*PROVIDED RECORDS*:
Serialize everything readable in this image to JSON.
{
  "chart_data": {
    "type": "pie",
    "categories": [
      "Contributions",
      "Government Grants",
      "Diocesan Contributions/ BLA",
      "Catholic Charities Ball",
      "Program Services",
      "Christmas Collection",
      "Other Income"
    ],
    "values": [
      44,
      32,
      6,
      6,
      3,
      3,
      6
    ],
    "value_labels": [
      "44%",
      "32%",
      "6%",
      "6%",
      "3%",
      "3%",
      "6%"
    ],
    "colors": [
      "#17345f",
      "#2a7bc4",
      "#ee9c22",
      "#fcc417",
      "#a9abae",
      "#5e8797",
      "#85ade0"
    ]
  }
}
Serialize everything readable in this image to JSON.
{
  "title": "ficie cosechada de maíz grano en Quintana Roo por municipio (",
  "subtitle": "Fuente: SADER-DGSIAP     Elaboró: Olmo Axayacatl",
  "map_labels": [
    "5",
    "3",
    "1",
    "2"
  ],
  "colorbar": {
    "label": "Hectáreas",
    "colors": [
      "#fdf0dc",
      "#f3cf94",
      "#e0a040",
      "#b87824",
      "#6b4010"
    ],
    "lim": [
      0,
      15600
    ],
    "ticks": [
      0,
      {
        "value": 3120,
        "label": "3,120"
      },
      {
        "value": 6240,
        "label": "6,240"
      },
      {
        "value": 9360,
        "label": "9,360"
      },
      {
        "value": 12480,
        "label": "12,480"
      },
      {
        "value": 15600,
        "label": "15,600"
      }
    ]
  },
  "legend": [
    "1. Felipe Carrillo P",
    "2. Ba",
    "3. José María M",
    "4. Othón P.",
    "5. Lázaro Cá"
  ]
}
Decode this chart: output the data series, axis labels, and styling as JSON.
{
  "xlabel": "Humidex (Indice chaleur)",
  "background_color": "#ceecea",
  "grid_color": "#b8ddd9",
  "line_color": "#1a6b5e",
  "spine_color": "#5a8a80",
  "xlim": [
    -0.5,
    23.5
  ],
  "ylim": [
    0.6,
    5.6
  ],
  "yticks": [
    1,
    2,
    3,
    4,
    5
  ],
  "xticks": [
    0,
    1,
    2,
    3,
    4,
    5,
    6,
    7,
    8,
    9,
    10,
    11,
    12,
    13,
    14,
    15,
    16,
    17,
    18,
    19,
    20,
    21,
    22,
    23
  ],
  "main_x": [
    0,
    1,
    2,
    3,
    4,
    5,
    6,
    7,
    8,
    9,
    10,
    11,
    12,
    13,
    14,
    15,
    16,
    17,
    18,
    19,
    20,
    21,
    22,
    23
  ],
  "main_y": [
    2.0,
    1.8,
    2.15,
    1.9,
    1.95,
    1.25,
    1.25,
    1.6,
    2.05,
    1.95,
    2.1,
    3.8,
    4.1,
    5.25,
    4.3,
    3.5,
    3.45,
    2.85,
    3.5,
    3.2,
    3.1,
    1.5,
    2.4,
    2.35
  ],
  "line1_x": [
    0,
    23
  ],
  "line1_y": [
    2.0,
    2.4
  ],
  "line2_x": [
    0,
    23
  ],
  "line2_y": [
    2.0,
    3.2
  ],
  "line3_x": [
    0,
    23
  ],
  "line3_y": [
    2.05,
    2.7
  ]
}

*WHAT NEEDS TO BE DONE*: Copy the records above exactly.

*EXERCISE OUTPUT*:
Serialize everything readable in this image to JSON.
{
  "chart_data": {
    "type": "pie",
    "categories": [
      "Contributions",
      "Government Grants",
      "Diocesan Contributions/ BLA",
      "Catholic Charities Ball",
      "Program Services",
      "Christmas Collection",
      "Other Income"
    ],
    "values": [
      44,
      32,
      6,
      6,
      3,
      3,
      6
    ],
    "value_labels": [
      "44%",
      "32%",
      "6%",
      "6%",
      "3%",
      "3%",
      "6%"
    ],
    "colors": [
      "#17345f",
      "#2a7bc4",
      "#ee9c22",
      "#fcc417",
      "#a9abae",
      "#5e8797",
      "#85ade0"
    ]
  }
}
Serialize everything readable in this image to JSON.
{
  "title": "ficie cosechada de maíz grano en Quintana Roo por municipio (",
  "subtitle": "Fuente: SADER-DGSIAP     Elaboró: Olmo Axayacatl",
  "map_labels": [
    "5",
    "3",
    "1",
    "2"
  ],
  "colorbar": {
    "label": "Hectáreas",
    "colors": [
      "#fdf0dc",
      "#f3cf94",
      "#e0a040",
      "#b87824",
      "#6b4010"
    ],
    "lim": [
      0,
      15600
    ],
    "ticks": [
      0,
      {
        "value": 3120,
        "label": "3,120"
      },
      {
        "value": 6240,
        "label": "6,240"
      },
      {
        "value": 9360,
        "label": "9,360"
      },
      {
        "value": 12480,
        "label": "12,480"
      },
      {
        "value": 15600,
        "label": "15,600"
      }
    ]
  },
  "legend": [
    "1. Felipe Carrillo P",
    "2. Ba",
    "3. José María M",
    "4. Othón P.",
    "5. Lázaro Cá"
  ]
}
Decode this chart: output the data series, axis labels, and styling as JSON.
{
  "xlabel": "Humidex (Indice chaleur)",
  "background_color": "#ceecea",
  "grid_color": "#b8ddd9",
  "line_color": "#1a6b5e",
  "spine_color": "#5a8a80",
  "xlim": [
    -0.5,
    23.5
  ],
  "ylim": [
    0.6,
    5.6
  ],
  "yticks": [
    1,
    2,
    3,
    4,
    5
  ],
  "xticks": [
    0,
    1,
    2,
    3,
    4,
    5,
    6,
    7,
    8,
    9,
    10,
    11,
    12,
    13,
    14,
    15,
    16,
    17,
    18,
    19,
    20,
    21,
    22,
    23
  ],
  "main_x": [
    0,
    1,
    2,
    3,
    4,
    5,
    6,
    7,
    8,
    9,
    10,
    11,
    12,
    13,
    14,
    15,
    16,
    17,
    18,
    19,
    20,
    21,
    22,
    23
  ],
  "main_y": [
    2.0,
    1.8,
    2.15,
    1.9,
    1.95,
    1.25,
    1.25,
    1.6,
    2.05,
    1.95,
    2.1,
    3.8,
    4.1,
    5.25,
    4.3,
    3.5,
    3.45,
    2.85,
    3.5,
    3.2,
    3.1,
    1.5,
    2.4,
    2.35
  ],
  "line1_x": [
    0,
    23
  ],
  "line1_y": [
    2.0,
    2.4
  ],
  "line2_x": [
    0,
    23
  ],
  "line2_y": [
    2.0,
    3.2
  ],
  "line3_x": [
    0,
    23
  ],
  "line3_y": [
    2.05,
    2.7
  ]
}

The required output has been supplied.